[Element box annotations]
## BEGIN

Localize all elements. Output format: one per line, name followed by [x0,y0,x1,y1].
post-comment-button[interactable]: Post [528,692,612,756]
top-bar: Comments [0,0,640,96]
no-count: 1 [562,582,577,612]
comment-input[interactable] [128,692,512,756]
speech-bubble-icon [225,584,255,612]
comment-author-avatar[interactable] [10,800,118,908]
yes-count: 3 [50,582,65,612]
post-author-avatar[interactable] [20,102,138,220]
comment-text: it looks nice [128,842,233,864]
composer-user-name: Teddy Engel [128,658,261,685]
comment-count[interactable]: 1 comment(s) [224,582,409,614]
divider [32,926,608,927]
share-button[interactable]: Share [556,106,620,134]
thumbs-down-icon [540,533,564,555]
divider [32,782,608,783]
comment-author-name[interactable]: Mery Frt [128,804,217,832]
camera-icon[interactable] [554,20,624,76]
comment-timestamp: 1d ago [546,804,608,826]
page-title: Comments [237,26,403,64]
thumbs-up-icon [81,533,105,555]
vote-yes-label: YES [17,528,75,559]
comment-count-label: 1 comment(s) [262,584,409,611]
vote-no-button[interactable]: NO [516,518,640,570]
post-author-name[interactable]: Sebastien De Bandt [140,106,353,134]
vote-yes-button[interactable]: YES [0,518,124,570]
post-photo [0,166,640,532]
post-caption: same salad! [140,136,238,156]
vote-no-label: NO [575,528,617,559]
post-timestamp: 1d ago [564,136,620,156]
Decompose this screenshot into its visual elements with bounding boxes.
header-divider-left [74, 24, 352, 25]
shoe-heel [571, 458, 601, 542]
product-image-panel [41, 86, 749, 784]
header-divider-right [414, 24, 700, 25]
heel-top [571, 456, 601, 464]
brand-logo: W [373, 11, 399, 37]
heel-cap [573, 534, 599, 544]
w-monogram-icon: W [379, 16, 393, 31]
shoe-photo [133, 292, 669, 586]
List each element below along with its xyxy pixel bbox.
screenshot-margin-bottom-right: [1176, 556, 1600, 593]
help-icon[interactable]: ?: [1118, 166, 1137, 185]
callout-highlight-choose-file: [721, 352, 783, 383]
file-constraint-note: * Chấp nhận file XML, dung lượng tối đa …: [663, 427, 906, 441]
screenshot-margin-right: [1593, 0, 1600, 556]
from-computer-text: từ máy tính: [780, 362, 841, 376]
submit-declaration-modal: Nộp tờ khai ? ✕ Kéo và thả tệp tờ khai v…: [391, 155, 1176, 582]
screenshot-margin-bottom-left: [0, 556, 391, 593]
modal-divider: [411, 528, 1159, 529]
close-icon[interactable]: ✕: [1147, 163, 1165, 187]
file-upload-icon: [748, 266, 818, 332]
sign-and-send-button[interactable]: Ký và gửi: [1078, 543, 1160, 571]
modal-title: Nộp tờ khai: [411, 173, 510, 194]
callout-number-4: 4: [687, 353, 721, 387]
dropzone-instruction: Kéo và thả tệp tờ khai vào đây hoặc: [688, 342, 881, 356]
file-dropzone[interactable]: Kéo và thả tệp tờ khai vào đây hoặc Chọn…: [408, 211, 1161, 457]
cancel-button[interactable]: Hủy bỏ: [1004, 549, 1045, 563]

## END

WHAT THIS TASK INVOLVES: Copy out word for word everything from the start of the records down to and including the line containing "Decompose this screenshot".

SOLUTION TO THIS TASK:
Localize all elements. Output format: one per line, name followed by [x0,y0,x1,y1].
post-comment-button[interactable]: Post [528,692,612,756]
top-bar: Comments [0,0,640,96]
no-count: 1 [562,582,577,612]
comment-input[interactable] [128,692,512,756]
speech-bubble-icon [225,584,255,612]
comment-author-avatar[interactable] [10,800,118,908]
yes-count: 3 [50,582,65,612]
post-author-avatar[interactable] [20,102,138,220]
comment-text: it looks nice [128,842,233,864]
composer-user-name: Teddy Engel [128,658,261,685]
comment-count[interactable]: 1 comment(s) [224,582,409,614]
divider [32,926,608,927]
share-button[interactable]: Share [556,106,620,134]
thumbs-down-icon [540,533,564,555]
divider [32,782,608,783]
comment-author-name[interactable]: Mery Frt [128,804,217,832]
camera-icon[interactable] [554,20,624,76]
comment-timestamp: 1d ago [546,804,608,826]
page-title: Comments [237,26,403,64]
thumbs-up-icon [81,533,105,555]
vote-yes-label: YES [17,528,75,559]
comment-count-label: 1 comment(s) [262,584,409,611]
vote-no-button[interactable]: NO [516,518,640,570]
post-author-name[interactable]: Sebastien De Bandt [140,106,353,134]
vote-yes-button[interactable]: YES [0,518,124,570]
post-photo [0,166,640,532]
post-caption: same salad! [140,136,238,156]
vote-no-label: NO [575,528,617,559]
post-timestamp: 1d ago [564,136,620,156]
Decompose this screenshot into its visual elements with bounding boxes.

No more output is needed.